▶ TO DO
Pull out every line containing the string "connectionStrings".

[Data excerpts]
▶
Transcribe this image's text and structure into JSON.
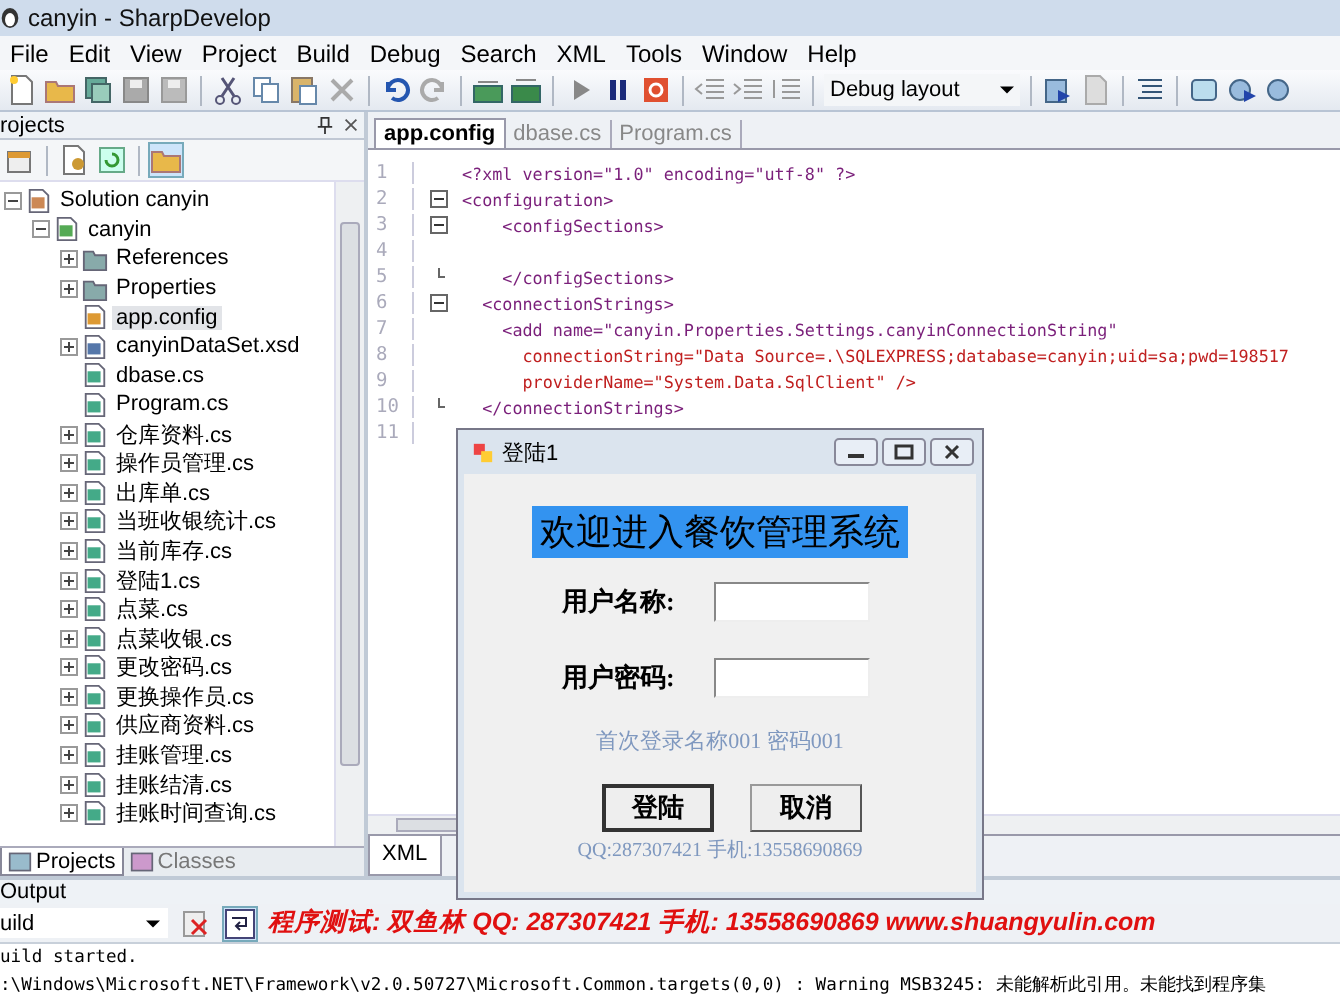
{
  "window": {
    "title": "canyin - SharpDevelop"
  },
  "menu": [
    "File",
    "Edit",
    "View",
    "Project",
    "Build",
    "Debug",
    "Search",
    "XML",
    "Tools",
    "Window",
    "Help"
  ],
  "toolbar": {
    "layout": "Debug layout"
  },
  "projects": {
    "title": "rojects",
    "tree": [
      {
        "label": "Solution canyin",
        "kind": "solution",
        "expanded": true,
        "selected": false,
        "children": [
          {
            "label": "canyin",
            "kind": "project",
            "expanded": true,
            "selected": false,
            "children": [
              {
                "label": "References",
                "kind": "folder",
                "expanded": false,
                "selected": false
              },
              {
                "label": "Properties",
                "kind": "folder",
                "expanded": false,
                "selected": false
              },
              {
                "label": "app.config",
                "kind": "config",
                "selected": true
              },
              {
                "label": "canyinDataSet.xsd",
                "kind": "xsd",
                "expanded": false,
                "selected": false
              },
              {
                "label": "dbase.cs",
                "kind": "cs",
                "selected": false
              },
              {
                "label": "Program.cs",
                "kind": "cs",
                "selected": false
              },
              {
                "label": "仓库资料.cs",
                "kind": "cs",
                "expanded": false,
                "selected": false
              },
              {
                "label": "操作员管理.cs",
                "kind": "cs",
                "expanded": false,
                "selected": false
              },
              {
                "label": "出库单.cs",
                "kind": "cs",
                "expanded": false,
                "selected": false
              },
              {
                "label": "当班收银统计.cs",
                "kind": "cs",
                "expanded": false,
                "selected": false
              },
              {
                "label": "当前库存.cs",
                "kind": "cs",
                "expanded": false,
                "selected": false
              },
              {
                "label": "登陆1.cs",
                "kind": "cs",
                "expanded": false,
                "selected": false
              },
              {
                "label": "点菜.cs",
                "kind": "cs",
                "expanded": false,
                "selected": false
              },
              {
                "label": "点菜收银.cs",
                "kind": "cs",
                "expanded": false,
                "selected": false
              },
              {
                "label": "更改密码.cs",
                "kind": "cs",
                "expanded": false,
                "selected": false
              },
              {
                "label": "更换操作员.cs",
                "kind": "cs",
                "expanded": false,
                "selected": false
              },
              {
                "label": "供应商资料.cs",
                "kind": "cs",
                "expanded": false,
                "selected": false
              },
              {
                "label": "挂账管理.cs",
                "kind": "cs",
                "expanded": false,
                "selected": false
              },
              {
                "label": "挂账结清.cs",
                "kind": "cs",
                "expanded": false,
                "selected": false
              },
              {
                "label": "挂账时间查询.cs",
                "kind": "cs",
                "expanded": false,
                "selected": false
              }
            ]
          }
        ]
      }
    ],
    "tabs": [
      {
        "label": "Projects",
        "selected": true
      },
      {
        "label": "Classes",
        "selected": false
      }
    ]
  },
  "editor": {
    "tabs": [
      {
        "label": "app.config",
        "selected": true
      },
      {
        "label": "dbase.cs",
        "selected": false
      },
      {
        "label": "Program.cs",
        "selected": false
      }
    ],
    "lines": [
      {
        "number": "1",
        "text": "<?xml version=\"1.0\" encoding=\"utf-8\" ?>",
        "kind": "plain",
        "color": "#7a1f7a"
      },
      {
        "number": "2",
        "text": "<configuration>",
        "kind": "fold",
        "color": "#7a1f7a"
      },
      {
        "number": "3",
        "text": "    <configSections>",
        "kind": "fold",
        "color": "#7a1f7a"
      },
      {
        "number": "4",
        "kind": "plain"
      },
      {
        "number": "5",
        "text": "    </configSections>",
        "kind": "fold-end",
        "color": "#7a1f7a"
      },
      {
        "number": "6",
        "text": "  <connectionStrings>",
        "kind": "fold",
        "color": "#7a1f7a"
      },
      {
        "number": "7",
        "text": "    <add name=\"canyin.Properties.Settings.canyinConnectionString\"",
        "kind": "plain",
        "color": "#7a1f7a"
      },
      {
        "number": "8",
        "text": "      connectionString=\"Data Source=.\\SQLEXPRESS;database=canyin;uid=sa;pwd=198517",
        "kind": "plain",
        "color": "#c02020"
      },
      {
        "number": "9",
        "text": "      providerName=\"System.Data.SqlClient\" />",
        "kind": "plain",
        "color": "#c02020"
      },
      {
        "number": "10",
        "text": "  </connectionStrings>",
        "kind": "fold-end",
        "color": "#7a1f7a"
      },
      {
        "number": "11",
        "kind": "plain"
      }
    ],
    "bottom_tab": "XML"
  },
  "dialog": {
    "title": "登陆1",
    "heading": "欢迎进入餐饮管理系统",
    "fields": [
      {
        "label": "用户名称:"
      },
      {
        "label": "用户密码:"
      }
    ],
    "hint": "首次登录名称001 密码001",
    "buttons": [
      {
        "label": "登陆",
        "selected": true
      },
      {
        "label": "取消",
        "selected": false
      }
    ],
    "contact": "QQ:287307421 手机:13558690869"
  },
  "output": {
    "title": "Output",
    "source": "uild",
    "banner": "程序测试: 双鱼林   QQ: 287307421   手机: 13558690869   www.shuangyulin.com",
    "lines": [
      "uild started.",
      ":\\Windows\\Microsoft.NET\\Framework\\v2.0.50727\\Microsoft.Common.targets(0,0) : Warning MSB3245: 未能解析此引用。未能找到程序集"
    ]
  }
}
◀
▶
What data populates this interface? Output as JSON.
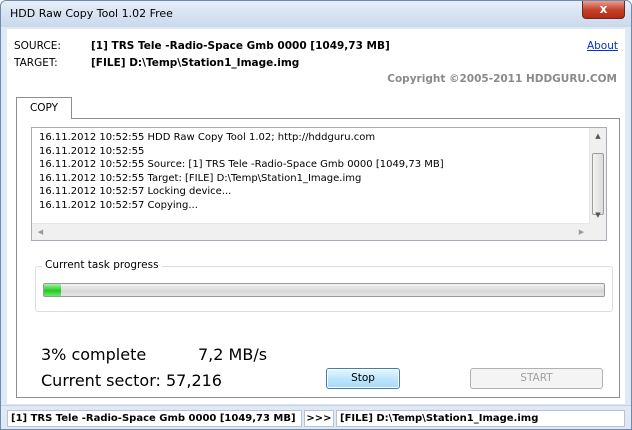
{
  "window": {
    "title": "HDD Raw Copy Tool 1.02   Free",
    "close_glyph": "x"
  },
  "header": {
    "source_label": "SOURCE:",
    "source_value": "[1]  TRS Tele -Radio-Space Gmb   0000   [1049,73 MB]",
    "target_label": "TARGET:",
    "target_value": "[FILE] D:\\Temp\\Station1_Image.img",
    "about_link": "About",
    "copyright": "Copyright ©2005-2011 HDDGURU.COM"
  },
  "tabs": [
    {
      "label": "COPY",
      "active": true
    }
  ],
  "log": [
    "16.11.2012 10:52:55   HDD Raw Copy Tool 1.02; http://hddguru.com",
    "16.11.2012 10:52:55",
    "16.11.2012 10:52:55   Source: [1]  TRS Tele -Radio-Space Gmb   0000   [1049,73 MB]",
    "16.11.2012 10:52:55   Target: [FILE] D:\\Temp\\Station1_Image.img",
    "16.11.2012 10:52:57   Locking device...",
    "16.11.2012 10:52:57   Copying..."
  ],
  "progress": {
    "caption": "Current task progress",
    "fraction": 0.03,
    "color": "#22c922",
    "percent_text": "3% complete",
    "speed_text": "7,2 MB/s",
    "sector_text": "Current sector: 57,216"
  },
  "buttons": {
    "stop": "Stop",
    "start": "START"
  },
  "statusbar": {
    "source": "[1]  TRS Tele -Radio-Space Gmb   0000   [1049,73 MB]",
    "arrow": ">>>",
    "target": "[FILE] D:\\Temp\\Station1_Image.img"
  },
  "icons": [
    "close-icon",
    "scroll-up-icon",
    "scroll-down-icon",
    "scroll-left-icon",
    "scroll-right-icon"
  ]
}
◀
▶ FINISHED TASK
        "text": "  <connectionStrings>",
        "text": "  </connectionStrings>",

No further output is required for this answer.